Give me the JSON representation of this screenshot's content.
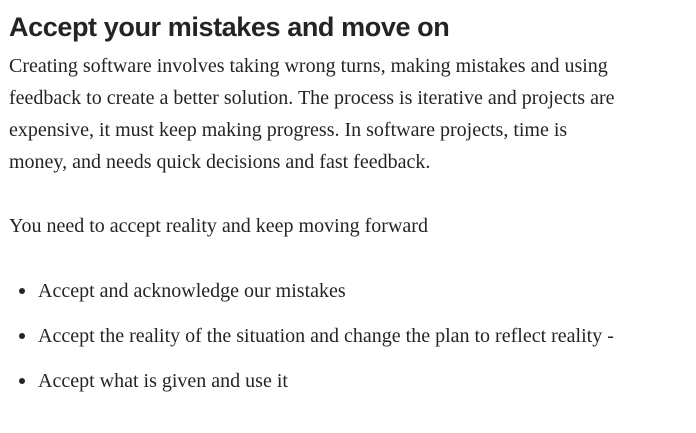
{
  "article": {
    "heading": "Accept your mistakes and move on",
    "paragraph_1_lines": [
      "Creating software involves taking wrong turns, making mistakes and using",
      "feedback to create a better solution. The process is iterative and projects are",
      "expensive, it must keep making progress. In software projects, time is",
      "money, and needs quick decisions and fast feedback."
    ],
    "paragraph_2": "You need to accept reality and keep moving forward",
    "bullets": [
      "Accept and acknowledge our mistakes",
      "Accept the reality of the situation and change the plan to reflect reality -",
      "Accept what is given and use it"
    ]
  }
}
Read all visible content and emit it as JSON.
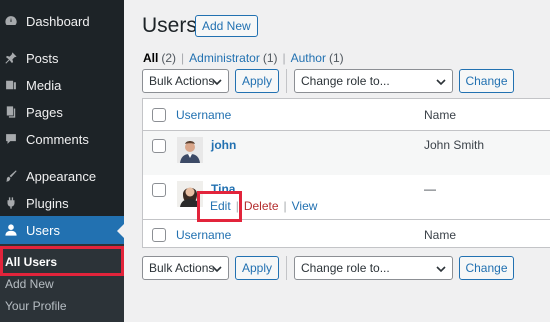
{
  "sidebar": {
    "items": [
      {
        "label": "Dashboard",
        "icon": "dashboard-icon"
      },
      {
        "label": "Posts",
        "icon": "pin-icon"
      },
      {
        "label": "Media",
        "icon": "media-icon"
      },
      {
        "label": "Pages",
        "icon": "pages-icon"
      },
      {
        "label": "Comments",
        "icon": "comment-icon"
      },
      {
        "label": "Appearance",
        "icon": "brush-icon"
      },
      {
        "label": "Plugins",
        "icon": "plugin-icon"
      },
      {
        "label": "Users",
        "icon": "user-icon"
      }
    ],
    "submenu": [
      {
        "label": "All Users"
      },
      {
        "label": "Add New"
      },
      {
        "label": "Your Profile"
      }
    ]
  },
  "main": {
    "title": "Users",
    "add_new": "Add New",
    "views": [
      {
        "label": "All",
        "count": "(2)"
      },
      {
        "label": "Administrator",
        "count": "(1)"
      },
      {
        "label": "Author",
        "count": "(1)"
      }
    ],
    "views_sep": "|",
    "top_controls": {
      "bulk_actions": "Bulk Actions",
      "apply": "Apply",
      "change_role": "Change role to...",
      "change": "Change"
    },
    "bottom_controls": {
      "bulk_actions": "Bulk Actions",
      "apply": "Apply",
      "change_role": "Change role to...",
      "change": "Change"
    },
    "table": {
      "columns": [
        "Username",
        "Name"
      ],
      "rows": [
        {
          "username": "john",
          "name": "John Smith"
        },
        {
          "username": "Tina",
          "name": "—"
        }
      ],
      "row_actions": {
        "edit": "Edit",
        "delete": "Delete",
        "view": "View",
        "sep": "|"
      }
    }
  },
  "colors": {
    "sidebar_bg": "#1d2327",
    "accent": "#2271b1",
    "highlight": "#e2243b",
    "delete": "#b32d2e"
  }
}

○ ○ ○

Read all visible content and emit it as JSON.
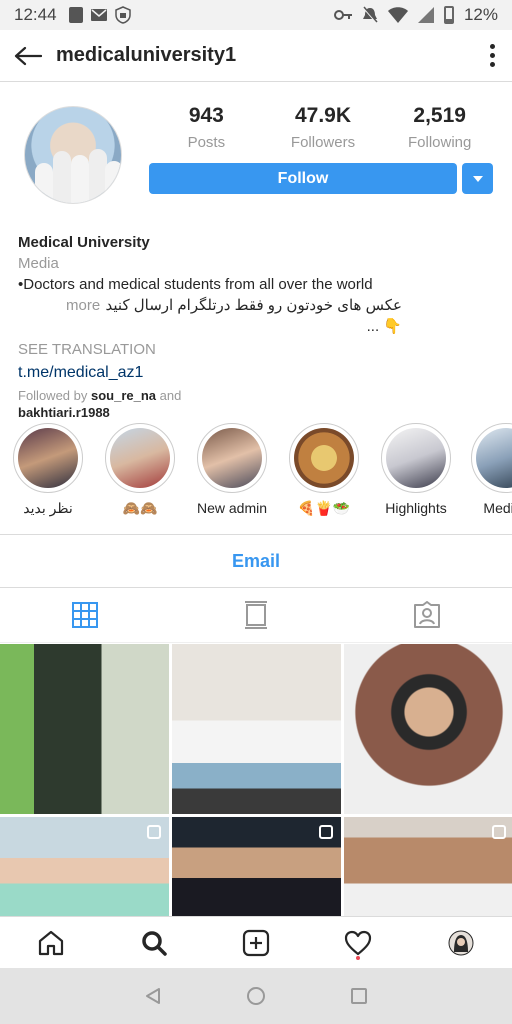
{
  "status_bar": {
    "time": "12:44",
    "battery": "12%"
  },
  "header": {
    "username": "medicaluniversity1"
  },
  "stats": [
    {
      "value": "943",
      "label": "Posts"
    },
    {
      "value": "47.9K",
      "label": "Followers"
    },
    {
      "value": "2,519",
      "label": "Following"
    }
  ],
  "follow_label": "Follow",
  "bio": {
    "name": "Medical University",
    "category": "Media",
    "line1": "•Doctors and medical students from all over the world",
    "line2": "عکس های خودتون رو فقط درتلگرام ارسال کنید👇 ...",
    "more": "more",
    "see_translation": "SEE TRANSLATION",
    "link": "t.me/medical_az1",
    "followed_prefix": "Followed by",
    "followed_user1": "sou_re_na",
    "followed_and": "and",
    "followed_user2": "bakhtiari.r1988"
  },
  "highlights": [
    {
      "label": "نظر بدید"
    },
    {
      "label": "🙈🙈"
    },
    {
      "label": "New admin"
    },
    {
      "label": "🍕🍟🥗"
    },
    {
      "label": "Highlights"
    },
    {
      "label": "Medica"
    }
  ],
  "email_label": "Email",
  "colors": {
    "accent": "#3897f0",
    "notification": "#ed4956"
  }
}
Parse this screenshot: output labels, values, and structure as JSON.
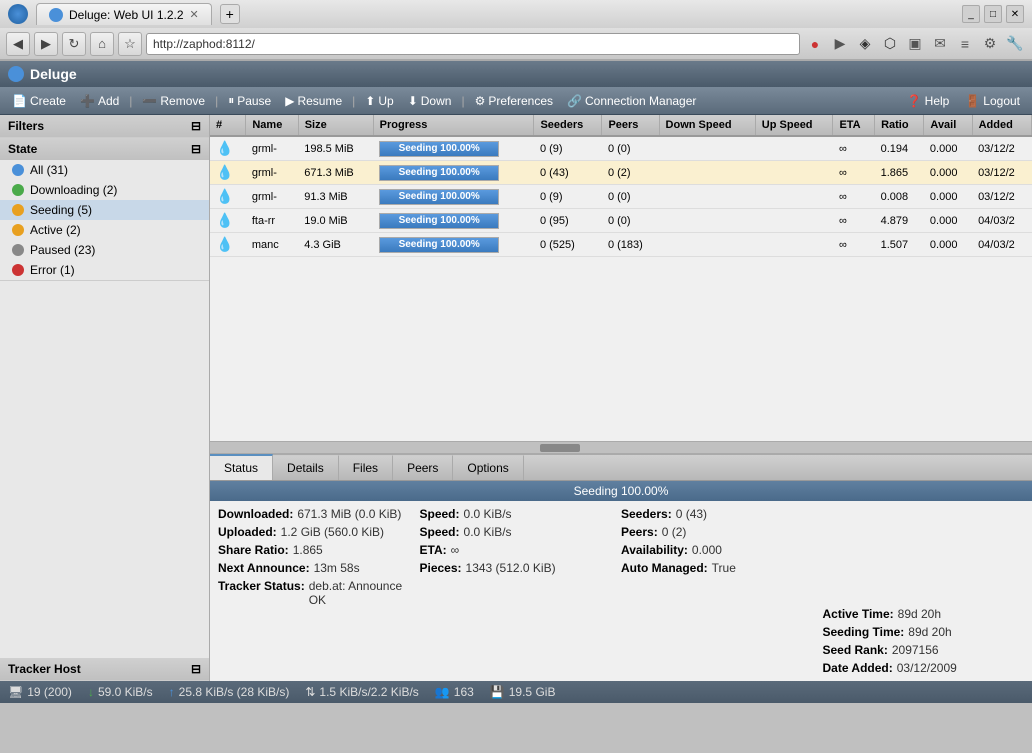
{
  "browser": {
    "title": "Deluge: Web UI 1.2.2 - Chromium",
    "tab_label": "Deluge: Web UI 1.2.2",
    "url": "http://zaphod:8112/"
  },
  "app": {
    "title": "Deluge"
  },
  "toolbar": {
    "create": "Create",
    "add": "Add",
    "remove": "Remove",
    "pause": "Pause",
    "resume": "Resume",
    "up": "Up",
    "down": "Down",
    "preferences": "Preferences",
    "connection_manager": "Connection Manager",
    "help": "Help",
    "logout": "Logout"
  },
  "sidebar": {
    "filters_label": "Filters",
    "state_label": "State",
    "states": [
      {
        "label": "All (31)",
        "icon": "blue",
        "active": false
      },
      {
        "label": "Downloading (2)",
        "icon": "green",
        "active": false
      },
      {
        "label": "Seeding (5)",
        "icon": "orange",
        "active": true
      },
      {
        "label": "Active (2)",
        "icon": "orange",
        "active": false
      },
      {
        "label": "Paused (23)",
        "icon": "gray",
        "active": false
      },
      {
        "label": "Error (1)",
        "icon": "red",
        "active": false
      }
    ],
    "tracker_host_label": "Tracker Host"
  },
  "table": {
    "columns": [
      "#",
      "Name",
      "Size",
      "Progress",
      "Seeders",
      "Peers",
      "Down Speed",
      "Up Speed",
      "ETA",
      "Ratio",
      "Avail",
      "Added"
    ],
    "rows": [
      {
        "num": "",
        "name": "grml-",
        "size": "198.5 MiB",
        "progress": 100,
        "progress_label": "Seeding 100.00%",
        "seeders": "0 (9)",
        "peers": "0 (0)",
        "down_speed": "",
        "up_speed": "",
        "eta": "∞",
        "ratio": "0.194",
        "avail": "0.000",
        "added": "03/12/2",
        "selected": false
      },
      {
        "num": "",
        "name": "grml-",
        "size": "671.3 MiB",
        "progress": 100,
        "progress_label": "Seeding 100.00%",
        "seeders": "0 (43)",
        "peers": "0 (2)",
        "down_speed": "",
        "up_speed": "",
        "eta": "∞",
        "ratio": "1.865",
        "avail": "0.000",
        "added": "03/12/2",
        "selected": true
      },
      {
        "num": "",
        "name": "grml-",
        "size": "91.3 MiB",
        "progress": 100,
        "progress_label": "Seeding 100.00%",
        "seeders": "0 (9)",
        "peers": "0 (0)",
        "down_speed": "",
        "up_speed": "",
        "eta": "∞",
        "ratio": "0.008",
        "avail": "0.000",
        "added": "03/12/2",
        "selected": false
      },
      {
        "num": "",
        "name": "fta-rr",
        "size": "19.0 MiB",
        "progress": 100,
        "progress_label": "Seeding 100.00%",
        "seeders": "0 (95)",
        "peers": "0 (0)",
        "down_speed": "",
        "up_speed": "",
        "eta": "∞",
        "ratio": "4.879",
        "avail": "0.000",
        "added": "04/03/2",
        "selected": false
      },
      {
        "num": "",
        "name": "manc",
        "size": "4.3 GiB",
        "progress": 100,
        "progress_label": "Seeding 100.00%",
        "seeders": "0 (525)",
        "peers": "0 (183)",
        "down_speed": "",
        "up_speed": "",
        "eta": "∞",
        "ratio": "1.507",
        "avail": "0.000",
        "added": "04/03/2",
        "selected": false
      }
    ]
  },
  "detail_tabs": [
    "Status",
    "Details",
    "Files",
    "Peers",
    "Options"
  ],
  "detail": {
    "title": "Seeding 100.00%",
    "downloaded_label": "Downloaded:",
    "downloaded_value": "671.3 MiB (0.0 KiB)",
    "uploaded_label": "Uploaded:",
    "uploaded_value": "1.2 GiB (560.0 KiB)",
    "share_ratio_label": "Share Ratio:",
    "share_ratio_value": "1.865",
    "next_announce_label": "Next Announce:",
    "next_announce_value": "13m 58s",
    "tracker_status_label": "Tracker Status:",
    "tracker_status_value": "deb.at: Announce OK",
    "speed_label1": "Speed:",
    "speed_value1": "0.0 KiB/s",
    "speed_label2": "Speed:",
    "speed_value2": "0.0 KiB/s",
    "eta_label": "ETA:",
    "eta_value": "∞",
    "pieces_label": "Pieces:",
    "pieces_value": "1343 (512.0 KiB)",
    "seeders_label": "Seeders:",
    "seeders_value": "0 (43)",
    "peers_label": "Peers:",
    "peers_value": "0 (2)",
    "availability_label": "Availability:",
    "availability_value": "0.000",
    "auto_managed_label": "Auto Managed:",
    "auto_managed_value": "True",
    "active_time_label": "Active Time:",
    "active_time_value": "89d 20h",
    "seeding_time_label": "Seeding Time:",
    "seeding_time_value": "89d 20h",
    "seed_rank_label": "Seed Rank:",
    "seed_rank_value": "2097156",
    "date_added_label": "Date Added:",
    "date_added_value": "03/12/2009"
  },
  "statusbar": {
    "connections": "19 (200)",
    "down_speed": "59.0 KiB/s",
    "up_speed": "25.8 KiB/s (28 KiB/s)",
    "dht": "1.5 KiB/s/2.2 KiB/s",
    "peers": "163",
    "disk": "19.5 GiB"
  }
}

○ ○ ○

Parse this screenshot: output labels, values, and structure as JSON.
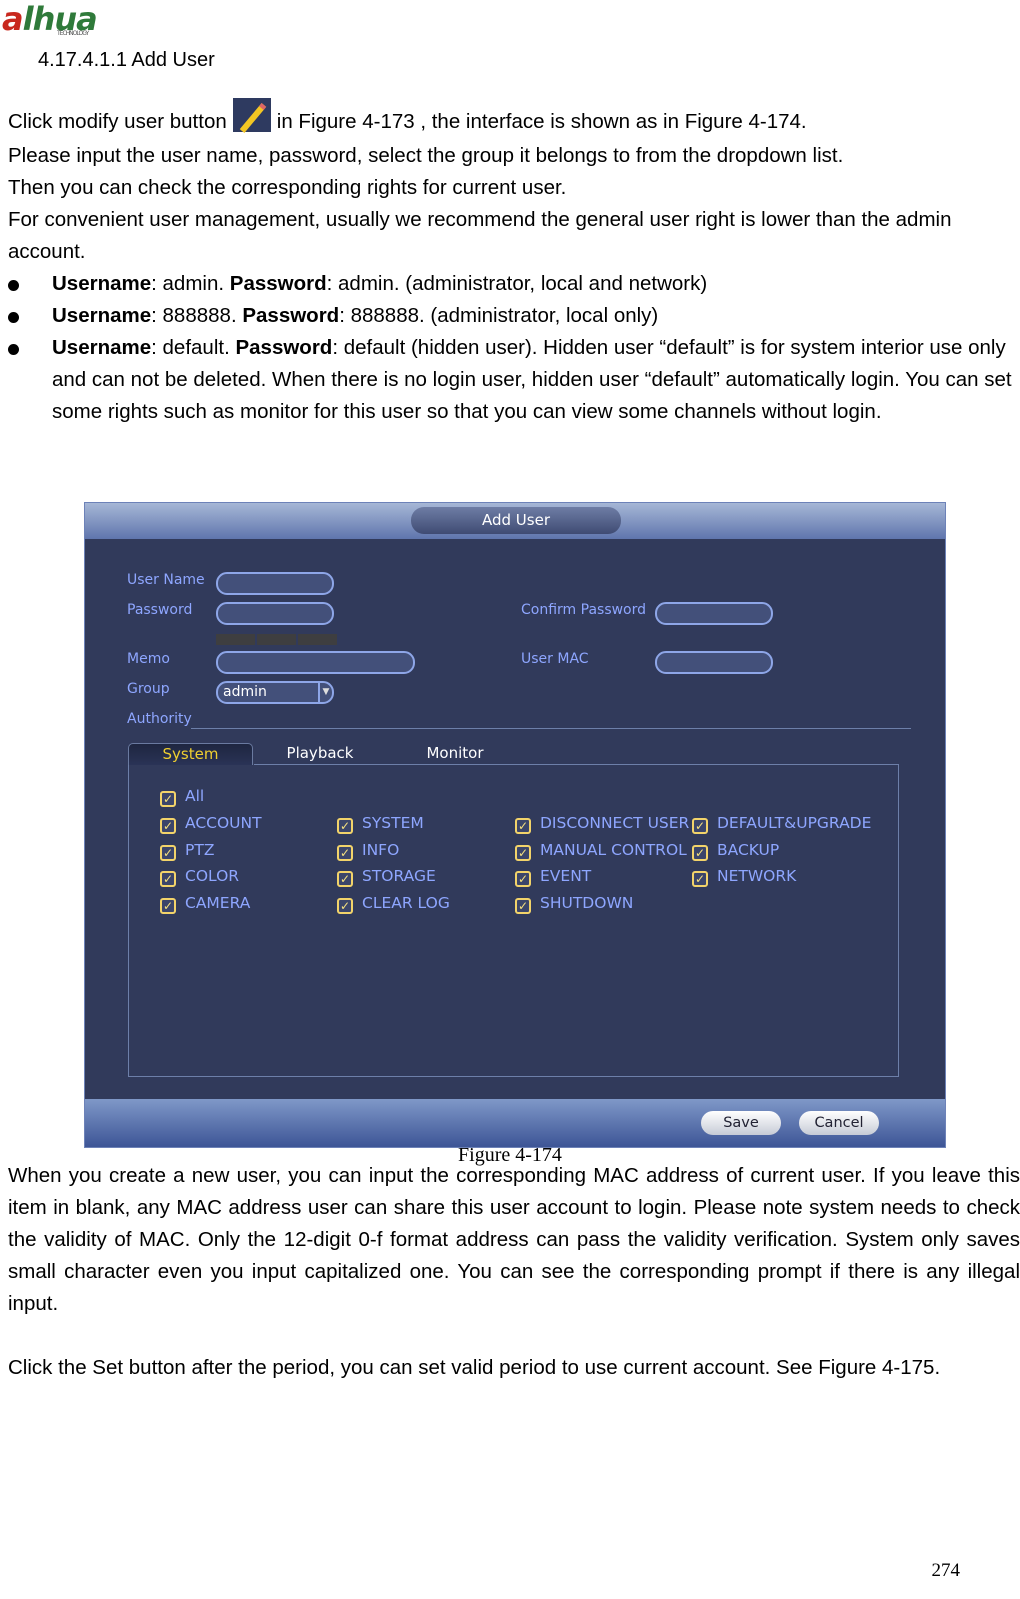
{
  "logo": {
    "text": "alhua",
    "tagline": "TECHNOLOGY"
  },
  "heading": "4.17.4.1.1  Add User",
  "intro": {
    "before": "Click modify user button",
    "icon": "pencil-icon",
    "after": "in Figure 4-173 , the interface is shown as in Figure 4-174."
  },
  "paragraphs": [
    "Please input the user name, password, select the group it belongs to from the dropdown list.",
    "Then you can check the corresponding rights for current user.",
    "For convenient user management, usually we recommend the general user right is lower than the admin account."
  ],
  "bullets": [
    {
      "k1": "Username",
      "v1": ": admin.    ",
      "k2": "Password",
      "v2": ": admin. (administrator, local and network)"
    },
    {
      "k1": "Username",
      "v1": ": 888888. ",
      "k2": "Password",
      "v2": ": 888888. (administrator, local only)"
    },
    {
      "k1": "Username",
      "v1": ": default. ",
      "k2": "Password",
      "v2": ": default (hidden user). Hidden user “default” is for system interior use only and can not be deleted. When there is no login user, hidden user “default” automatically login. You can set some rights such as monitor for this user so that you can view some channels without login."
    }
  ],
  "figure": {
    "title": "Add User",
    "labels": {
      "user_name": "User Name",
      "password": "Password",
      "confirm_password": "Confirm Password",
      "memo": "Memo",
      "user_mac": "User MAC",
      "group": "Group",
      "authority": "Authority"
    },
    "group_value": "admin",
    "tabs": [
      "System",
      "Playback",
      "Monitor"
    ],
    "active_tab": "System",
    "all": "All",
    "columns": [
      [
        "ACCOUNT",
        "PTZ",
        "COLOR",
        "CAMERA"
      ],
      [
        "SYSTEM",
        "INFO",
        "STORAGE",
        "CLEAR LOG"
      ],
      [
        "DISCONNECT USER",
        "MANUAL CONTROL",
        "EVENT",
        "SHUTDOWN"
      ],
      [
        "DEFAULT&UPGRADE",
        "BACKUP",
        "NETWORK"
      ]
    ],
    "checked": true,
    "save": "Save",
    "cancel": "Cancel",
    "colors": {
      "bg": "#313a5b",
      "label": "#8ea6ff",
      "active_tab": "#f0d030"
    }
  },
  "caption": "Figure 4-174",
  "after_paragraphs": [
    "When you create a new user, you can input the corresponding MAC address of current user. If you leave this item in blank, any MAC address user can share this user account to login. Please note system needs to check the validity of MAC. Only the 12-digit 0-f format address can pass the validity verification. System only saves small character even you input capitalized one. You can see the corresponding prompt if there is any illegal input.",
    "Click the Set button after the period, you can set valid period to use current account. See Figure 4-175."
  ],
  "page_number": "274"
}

○ ○ ○

What to produce >> Your answer should be a single number: the count of lines holding the word "reality".

Final answer >> 2